**WORK TO BE COMPLETED**: Copy every line from the records below that holds the word "March".

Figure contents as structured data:
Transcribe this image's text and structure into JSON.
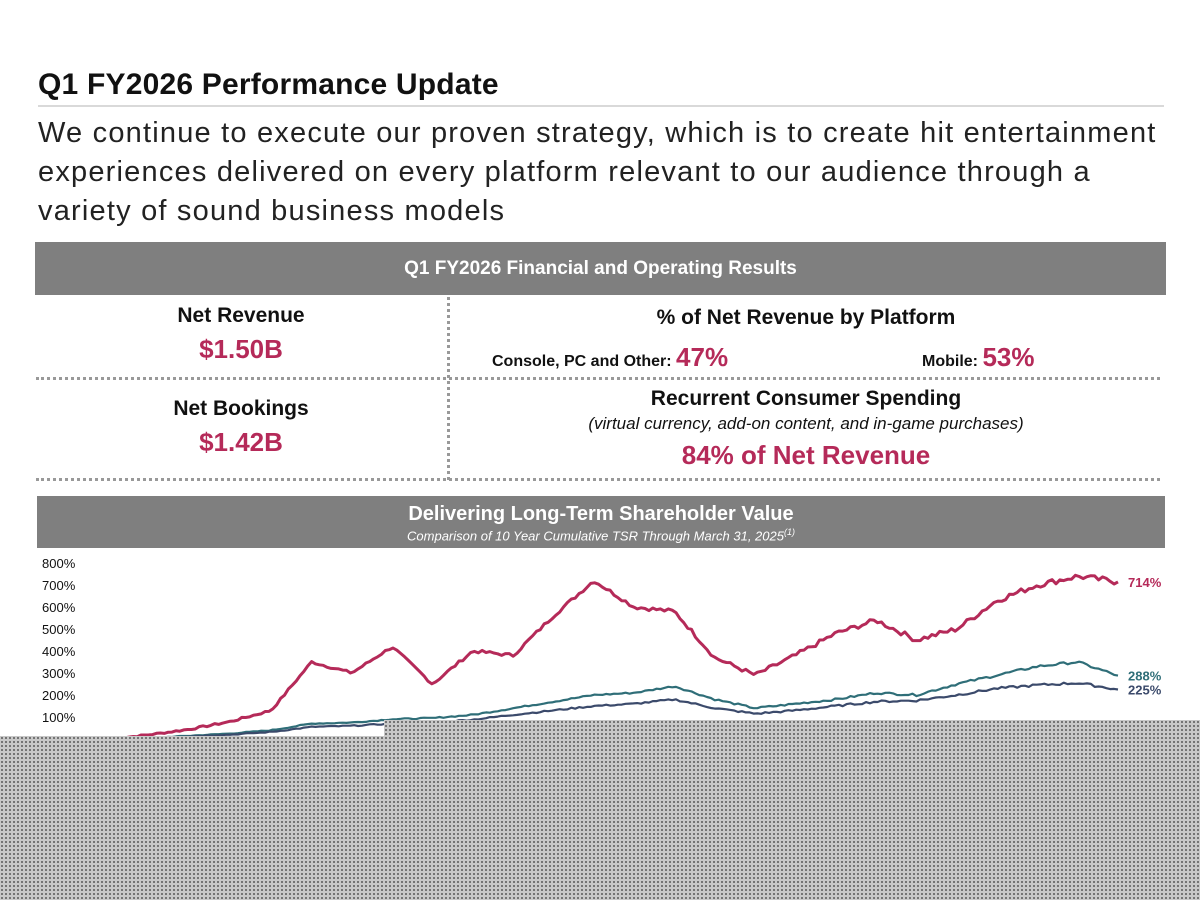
{
  "header": {
    "title": "Q1 FY2026 Performance Update",
    "subtitle": "We continue to execute our proven strategy, which is to create hit entertainment experiences delivered on every platform relevant to our audience through a variety of sound business models"
  },
  "results": {
    "banner": "Q1 FY2026 Financial and Operating Results",
    "net_revenue_label": "Net Revenue",
    "net_revenue_value": "$1.50B",
    "net_bookings_label": "Net Bookings",
    "net_bookings_value": "$1.42B",
    "platform_title": "% of Net Revenue by Platform",
    "console_label": "Console, PC and Other:",
    "console_value": "47%",
    "mobile_label": "Mobile:",
    "mobile_value": "53%",
    "recurrent_title": "Recurrent Consumer Spending",
    "recurrent_note": "(virtual currency, add-on content, and in-game purchases)",
    "recurrent_value": "84% of Net Revenue"
  },
  "tsr": {
    "banner_title": "Delivering Long-Term Shareholder Value",
    "banner_subtitle": "Comparison of 10 Year Cumulative TSR Through March 31, 2025",
    "banner_footnote": "(1)"
  },
  "colors": {
    "accent": "#b52a59",
    "series2": "#2f6e78",
    "series3": "#3b4a6b",
    "banner": "#7f7f7f"
  },
  "chart_data": {
    "type": "line",
    "title": "Delivering Long-Term Shareholder Value",
    "subtitle": "Comparison of 10 Year Cumulative TSR Through March 31, 2025",
    "ylim": [
      0,
      800
    ],
    "yticks": [
      "800%",
      "700%",
      "600%",
      "500%",
      "400%",
      "300%",
      "200%",
      "100%"
    ],
    "x": [
      0,
      0.04,
      0.08,
      0.12,
      0.16,
      0.2,
      0.24,
      0.28,
      0.32,
      0.36,
      0.4,
      0.44,
      0.48,
      0.52,
      0.56,
      0.6,
      0.64,
      0.68,
      0.72,
      0.76,
      0.8,
      0.84,
      0.88,
      0.92,
      0.96,
      1.0
    ],
    "series": [
      {
        "values": [
          0,
          20,
          45,
          80,
          130,
          350,
          300,
          420,
          250,
          400,
          380,
          560,
          720,
          600,
          580,
          370,
          290,
          380,
          480,
          540,
          450,
          500,
          630,
          700,
          740,
          714
        ],
        "end_label": "714%"
      },
      {
        "values": [
          0,
          5,
          15,
          25,
          40,
          70,
          75,
          90,
          95,
          110,
          140,
          170,
          200,
          210,
          240,
          180,
          140,
          160,
          180,
          210,
          200,
          250,
          290,
          330,
          350,
          288
        ],
        "end_label": "288%"
      },
      {
        "values": [
          0,
          4,
          12,
          20,
          32,
          55,
          60,
          70,
          75,
          88,
          110,
          130,
          150,
          160,
          180,
          140,
          115,
          130,
          150,
          170,
          175,
          200,
          230,
          245,
          255,
          225
        ],
        "end_label": "225%"
      }
    ],
    "grid": false,
    "legend": "none"
  }
}
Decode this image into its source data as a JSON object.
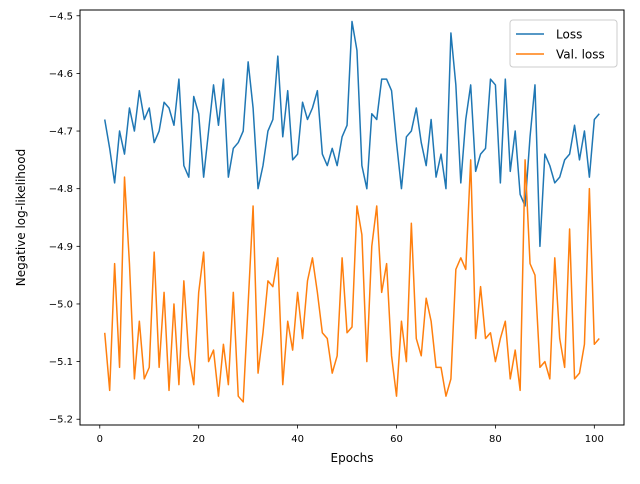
{
  "chart_data": {
    "type": "line",
    "title": "",
    "xlabel": "Epochs",
    "ylabel": "Negative log-likelihood",
    "xlim": [
      -4,
      106
    ],
    "ylim": [
      -5.21,
      -4.49
    ],
    "xticks": [
      0,
      20,
      40,
      60,
      80,
      100
    ],
    "yticks": [
      -5.2,
      -5.1,
      -5.0,
      -4.9,
      -4.8,
      -4.7,
      -4.6,
      -4.5
    ],
    "ytick_labels": [
      "−5.2",
      "−5.1",
      "−5.0",
      "−4.9",
      "−4.8",
      "−4.7",
      "−4.6",
      "−4.5"
    ],
    "grid": false,
    "legend_position": "top-right",
    "x": [
      1,
      2,
      3,
      4,
      5,
      6,
      7,
      8,
      9,
      10,
      11,
      12,
      13,
      14,
      15,
      16,
      17,
      18,
      19,
      20,
      21,
      22,
      23,
      24,
      25,
      26,
      27,
      28,
      29,
      30,
      31,
      32,
      33,
      34,
      35,
      36,
      37,
      38,
      39,
      40,
      41,
      42,
      43,
      44,
      45,
      46,
      47,
      48,
      49,
      50,
      51,
      52,
      53,
      54,
      55,
      56,
      57,
      58,
      59,
      60,
      61,
      62,
      63,
      64,
      65,
      66,
      67,
      68,
      69,
      70,
      71,
      72,
      73,
      74,
      75,
      76,
      77,
      78,
      79,
      80,
      81,
      82,
      83,
      84,
      85,
      86,
      87,
      88,
      89,
      90,
      91,
      92,
      93,
      94,
      95,
      96,
      97,
      98,
      99,
      100,
      101
    ],
    "series": [
      {
        "name": "Loss",
        "color": "#1f77b4",
        "values": [
          -4.68,
          -4.73,
          -4.79,
          -4.7,
          -4.74,
          -4.66,
          -4.7,
          -4.63,
          -4.68,
          -4.66,
          -4.72,
          -4.7,
          -4.65,
          -4.66,
          -4.69,
          -4.61,
          -4.76,
          -4.78,
          -4.64,
          -4.67,
          -4.78,
          -4.7,
          -4.62,
          -4.69,
          -4.61,
          -4.78,
          -4.73,
          -4.72,
          -4.7,
          -4.58,
          -4.66,
          -4.8,
          -4.76,
          -4.7,
          -4.68,
          -4.57,
          -4.71,
          -4.63,
          -4.75,
          -4.74,
          -4.65,
          -4.68,
          -4.66,
          -4.63,
          -4.74,
          -4.76,
          -4.73,
          -4.76,
          -4.71,
          -4.69,
          -4.51,
          -4.56,
          -4.76,
          -4.8,
          -4.67,
          -4.68,
          -4.61,
          -4.61,
          -4.63,
          -4.72,
          -4.8,
          -4.71,
          -4.7,
          -4.66,
          -4.72,
          -4.76,
          -4.68,
          -4.78,
          -4.74,
          -4.8,
          -4.53,
          -4.62,
          -4.79,
          -4.68,
          -4.62,
          -4.77,
          -4.74,
          -4.73,
          -4.61,
          -4.62,
          -4.79,
          -4.61,
          -4.77,
          -4.7,
          -4.81,
          -4.83,
          -4.71,
          -4.62,
          -4.9,
          -4.74,
          -4.76,
          -4.79,
          -4.78,
          -4.75,
          -4.74,
          -4.69,
          -4.75,
          -4.7,
          -4.78,
          -4.68,
          -4.67
        ]
      },
      {
        "name": "Val. loss",
        "color": "#ff7f0e",
        "values": [
          -5.05,
          -5.15,
          -4.93,
          -5.11,
          -4.78,
          -4.93,
          -5.13,
          -5.03,
          -5.13,
          -5.11,
          -4.91,
          -5.11,
          -4.98,
          -5.15,
          -5.0,
          -5.14,
          -4.96,
          -5.09,
          -5.14,
          -4.98,
          -4.91,
          -5.1,
          -5.08,
          -5.16,
          -5.07,
          -5.14,
          -4.98,
          -5.16,
          -5.17,
          -5.0,
          -4.83,
          -5.12,
          -5.05,
          -4.96,
          -4.97,
          -4.92,
          -5.14,
          -5.03,
          -5.08,
          -4.98,
          -5.06,
          -4.96,
          -4.92,
          -4.98,
          -5.05,
          -5.06,
          -5.12,
          -5.09,
          -4.92,
          -5.05,
          -5.04,
          -4.83,
          -4.88,
          -5.1,
          -4.9,
          -4.83,
          -4.98,
          -4.93,
          -5.09,
          -5.16,
          -5.03,
          -5.1,
          -4.86,
          -5.06,
          -5.09,
          -4.99,
          -5.03,
          -5.11,
          -5.11,
          -5.16,
          -5.13,
          -4.94,
          -4.92,
          -4.94,
          -4.75,
          -5.06,
          -4.97,
          -5.06,
          -5.05,
          -5.1,
          -5.06,
          -5.03,
          -5.13,
          -5.08,
          -5.15,
          -4.75,
          -4.93,
          -4.95,
          -5.11,
          -5.1,
          -5.13,
          -4.92,
          -5.06,
          -5.11,
          -4.87,
          -5.13,
          -5.12,
          -5.07,
          -4.8,
          -5.07,
          -5.06
        ]
      }
    ]
  }
}
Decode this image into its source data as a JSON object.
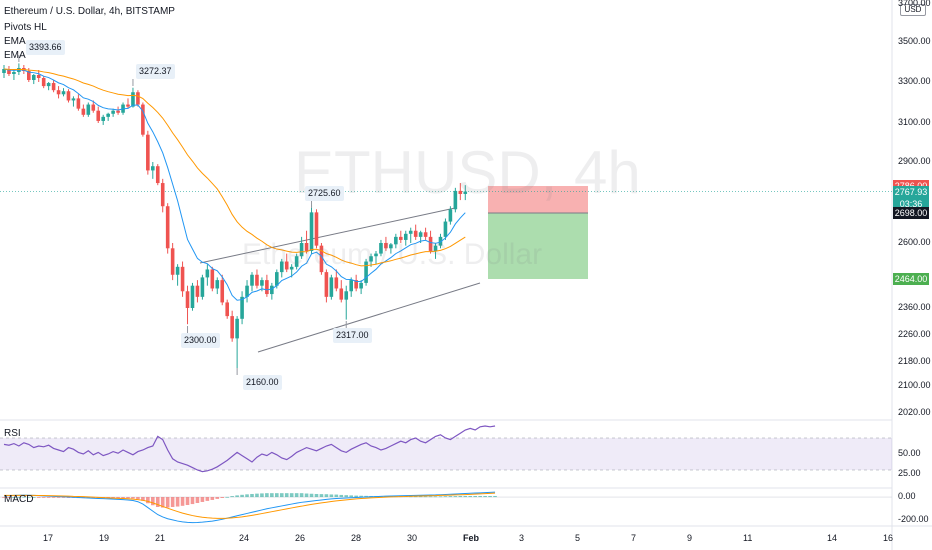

**OUTPUT**:
    "banner_subtitle": "Comparison of 10 Year Cumulative TSR Through March 31, 2025",
    "subtitle": "Comparison of 10 Year Cumulative TSR Through March 31, 2025",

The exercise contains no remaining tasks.